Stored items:
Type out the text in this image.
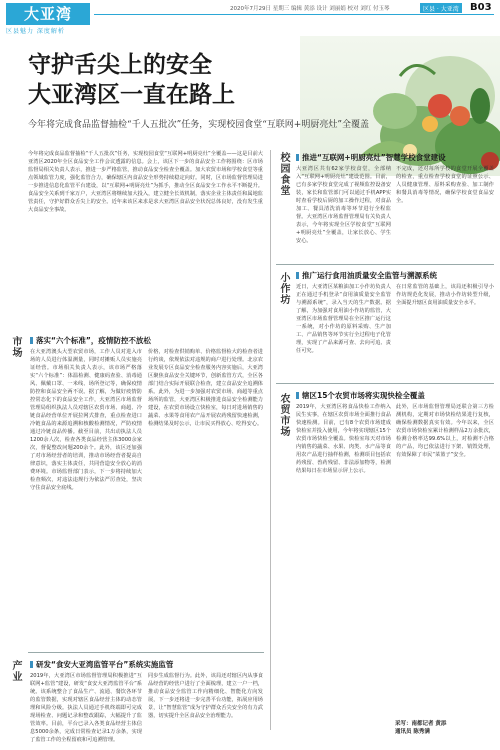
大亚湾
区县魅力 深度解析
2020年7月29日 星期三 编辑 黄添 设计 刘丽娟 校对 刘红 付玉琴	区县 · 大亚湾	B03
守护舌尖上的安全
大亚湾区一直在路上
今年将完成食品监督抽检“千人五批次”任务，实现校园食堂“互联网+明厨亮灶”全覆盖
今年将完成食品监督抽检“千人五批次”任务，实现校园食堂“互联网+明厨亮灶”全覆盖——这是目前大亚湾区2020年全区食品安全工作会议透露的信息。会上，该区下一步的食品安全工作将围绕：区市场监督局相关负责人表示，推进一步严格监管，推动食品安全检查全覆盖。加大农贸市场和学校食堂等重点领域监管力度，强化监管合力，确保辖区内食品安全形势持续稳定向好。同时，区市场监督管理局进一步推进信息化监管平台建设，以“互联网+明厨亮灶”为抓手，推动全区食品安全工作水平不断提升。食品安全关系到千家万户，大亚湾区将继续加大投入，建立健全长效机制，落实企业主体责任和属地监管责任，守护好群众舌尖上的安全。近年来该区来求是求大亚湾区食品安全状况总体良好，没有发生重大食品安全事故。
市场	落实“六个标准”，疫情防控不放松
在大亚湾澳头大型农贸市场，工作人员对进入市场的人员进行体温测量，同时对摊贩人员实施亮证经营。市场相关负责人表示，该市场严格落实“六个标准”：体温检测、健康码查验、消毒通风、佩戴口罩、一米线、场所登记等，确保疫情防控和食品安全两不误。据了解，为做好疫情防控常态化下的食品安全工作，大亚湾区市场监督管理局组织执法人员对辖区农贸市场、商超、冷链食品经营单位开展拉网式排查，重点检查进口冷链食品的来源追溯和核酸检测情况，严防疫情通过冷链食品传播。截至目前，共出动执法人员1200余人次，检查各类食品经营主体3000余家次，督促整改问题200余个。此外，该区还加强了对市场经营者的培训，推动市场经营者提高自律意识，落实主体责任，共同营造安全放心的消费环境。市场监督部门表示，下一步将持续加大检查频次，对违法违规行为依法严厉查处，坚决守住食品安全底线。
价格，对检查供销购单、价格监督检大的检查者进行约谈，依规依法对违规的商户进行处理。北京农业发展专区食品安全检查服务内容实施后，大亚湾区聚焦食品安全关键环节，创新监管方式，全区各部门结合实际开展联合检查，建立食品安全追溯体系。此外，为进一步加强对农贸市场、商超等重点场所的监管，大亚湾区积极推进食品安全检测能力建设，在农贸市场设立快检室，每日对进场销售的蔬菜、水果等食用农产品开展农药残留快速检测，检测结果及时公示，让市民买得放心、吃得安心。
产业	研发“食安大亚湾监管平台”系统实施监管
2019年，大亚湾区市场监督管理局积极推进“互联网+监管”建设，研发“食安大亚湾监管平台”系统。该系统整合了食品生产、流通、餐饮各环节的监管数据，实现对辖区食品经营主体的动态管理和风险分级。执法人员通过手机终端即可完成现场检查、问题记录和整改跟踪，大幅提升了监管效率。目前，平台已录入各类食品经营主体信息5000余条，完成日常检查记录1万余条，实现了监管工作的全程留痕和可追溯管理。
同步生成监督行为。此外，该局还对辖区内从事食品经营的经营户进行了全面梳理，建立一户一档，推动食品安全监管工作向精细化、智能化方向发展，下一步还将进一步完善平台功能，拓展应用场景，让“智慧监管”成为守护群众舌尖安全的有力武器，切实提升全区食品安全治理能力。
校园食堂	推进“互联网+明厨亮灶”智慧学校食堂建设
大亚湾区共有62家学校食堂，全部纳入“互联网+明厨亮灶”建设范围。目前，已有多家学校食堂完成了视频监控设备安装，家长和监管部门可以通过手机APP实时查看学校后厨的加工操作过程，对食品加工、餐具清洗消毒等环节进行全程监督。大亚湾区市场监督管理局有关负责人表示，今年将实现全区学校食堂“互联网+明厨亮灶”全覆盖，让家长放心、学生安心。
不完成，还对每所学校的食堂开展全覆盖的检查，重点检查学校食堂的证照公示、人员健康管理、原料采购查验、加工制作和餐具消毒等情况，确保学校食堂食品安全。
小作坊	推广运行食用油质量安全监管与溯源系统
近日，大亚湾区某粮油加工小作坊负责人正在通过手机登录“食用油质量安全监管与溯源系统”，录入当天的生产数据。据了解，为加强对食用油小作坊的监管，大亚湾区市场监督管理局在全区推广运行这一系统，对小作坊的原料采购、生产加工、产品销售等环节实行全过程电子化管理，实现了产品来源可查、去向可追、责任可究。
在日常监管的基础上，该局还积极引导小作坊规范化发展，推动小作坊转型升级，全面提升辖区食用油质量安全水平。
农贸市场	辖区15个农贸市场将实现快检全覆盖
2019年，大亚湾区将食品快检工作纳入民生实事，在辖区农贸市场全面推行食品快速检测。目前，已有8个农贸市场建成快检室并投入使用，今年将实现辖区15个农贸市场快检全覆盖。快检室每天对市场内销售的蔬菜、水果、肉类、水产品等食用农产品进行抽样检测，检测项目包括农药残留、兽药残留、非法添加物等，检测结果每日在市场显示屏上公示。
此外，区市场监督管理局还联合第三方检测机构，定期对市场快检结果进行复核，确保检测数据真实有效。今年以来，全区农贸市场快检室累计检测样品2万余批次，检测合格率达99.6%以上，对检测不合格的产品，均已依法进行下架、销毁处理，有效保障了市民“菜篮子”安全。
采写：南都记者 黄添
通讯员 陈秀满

= EXERCISE =
Pick out every line with the string "食安大亚湾监管平台" and copy it.

= FINISHED EXERCISE =
产业	研发“食安大亚湾监管平台”系统实施监管
2019年，大亚湾区市场监督管理局积极推进“互联网+监管”建设，研发“食安大亚湾监管平台”系统。该系统整合了食品生产、流通、餐饮各环节的监管数据，实现对辖区食品经营主体的动态管理和风险分级。执法人员通过手机终端即可完成现场检查、问题记录和整改跟踪，大幅提升了监管效率。目前，平台已录入各类食品经营主体信息5000余条，完成日常检查记录1万余条，实现了监管工作的全程留痕和可追溯管理。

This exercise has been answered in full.